● **Exercise details**: Without including any images, repeat the data exactly.

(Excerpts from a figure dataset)
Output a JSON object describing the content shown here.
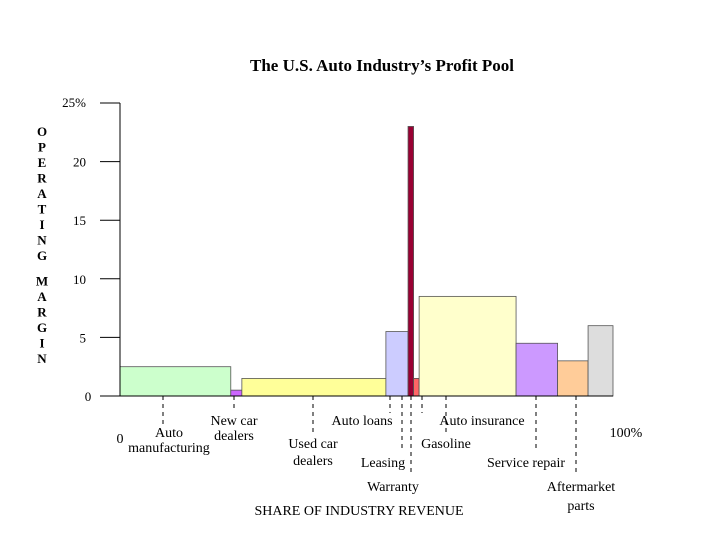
{
  "chart_data": {
    "type": "bar",
    "title": "The U.S. Auto Industry’s Profit Pool",
    "ylabel": "OPERATING MARGIN",
    "xlabel": "SHARE OF INDUSTRY REVENUE",
    "ylim": [
      0,
      25
    ],
    "y_ticks": [
      "25%",
      "20",
      "15",
      "10",
      "5",
      "0"
    ],
    "x_start_label": "0",
    "x_end_label": "100%",
    "grid": false,
    "segments": [
      {
        "name": "Auto manufacturing",
        "label_lines": [
          "Auto",
          "manufacturing"
        ],
        "share": 40,
        "margin": 2.5,
        "color": "#ccffcc"
      },
      {
        "name": "New car dealers",
        "label_lines": [
          "New car",
          "dealers"
        ],
        "share": 4,
        "margin": 0.5,
        "color": "#cc66ff"
      },
      {
        "name": "Used car dealers",
        "label_lines": [
          "Used car",
          "dealers"
        ],
        "share": 52,
        "margin": 1.5,
        "color": "#ffff99"
      },
      {
        "name": "Auto loans",
        "label_lines": [
          "Auto loans"
        ],
        "share": 8,
        "margin": 5.5,
        "color": "#ccccff"
      },
      {
        "name": "Leasing",
        "label_lines": [
          "Leasing"
        ],
        "share": 2,
        "margin": 23,
        "color": "#990033"
      },
      {
        "name": "Warranty",
        "label_lines": [
          "Warranty"
        ],
        "share": 2,
        "margin": 1.5,
        "color": "#ff6666"
      },
      {
        "name": "Auto insurance",
        "label_lines": [
          "Auto insurance"
        ],
        "share": 35,
        "margin": 8.5,
        "color": "#ffffcc"
      },
      {
        "name": "Gasoline",
        "label_lines": [
          "Gasoline"
        ],
        "share": 15,
        "margin": 4.5,
        "color": "#cc99ff"
      },
      {
        "name": "Service repair",
        "label_lines": [
          "Service repair"
        ],
        "share": 11,
        "margin": 3,
        "color": "#ffcc99"
      },
      {
        "name": "Aftermarket parts",
        "label_lines": [
          "Aftermarket",
          "parts"
        ],
        "share": 9,
        "margin": 6,
        "color": "#dddddd"
      }
    ]
  }
}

● **Written response**:
Output a JSON object describing the content shown here.
{
  "chart_data": {
    "type": "bar",
    "title": "The U.S. Auto Industry’s Profit Pool",
    "ylabel": "OPERATING MARGIN",
    "xlabel": "SHARE OF INDUSTRY REVENUE",
    "ylim": [
      0,
      25
    ],
    "y_ticks": [
      "25%",
      "20",
      "15",
      "10",
      "5",
      "0"
    ],
    "x_start_label": "0",
    "x_end_label": "100%",
    "grid": false,
    "segments": [
      {
        "name": "Auto manufacturing",
        "label_lines": [
          "Auto",
          "manufacturing"
        ],
        "share": 40,
        "margin": 2.5,
        "color": "#ccffcc"
      },
      {
        "name": "New car dealers",
        "label_lines": [
          "New car",
          "dealers"
        ],
        "share": 4,
        "margin": 0.5,
        "color": "#cc66ff"
      },
      {
        "name": "Used car dealers",
        "label_lines": [
          "Used car",
          "dealers"
        ],
        "share": 52,
        "margin": 1.5,
        "color": "#ffff99"
      },
      {
        "name": "Auto loans",
        "label_lines": [
          "Auto loans"
        ],
        "share": 8,
        "margin": 5.5,
        "color": "#ccccff"
      },
      {
        "name": "Leasing",
        "label_lines": [
          "Leasing"
        ],
        "share": 2,
        "margin": 23,
        "color": "#990033"
      },
      {
        "name": "Warranty",
        "label_lines": [
          "Warranty"
        ],
        "share": 2,
        "margin": 1.5,
        "color": "#ff6666"
      },
      {
        "name": "Auto insurance",
        "label_lines": [
          "Auto insurance"
        ],
        "share": 35,
        "margin": 8.5,
        "color": "#ffffcc"
      },
      {
        "name": "Gasoline",
        "label_lines": [
          "Gasoline"
        ],
        "share": 15,
        "margin": 4.5,
        "color": "#cc99ff"
      },
      {
        "name": "Service repair",
        "label_lines": [
          "Service repair"
        ],
        "share": 11,
        "margin": 3,
        "color": "#ffcc99"
      },
      {
        "name": "Aftermarket parts",
        "label_lines": [
          "Aftermarket",
          "parts"
        ],
        "share": 9,
        "margin": 6,
        "color": "#dddddd"
      }
    ]
  }
}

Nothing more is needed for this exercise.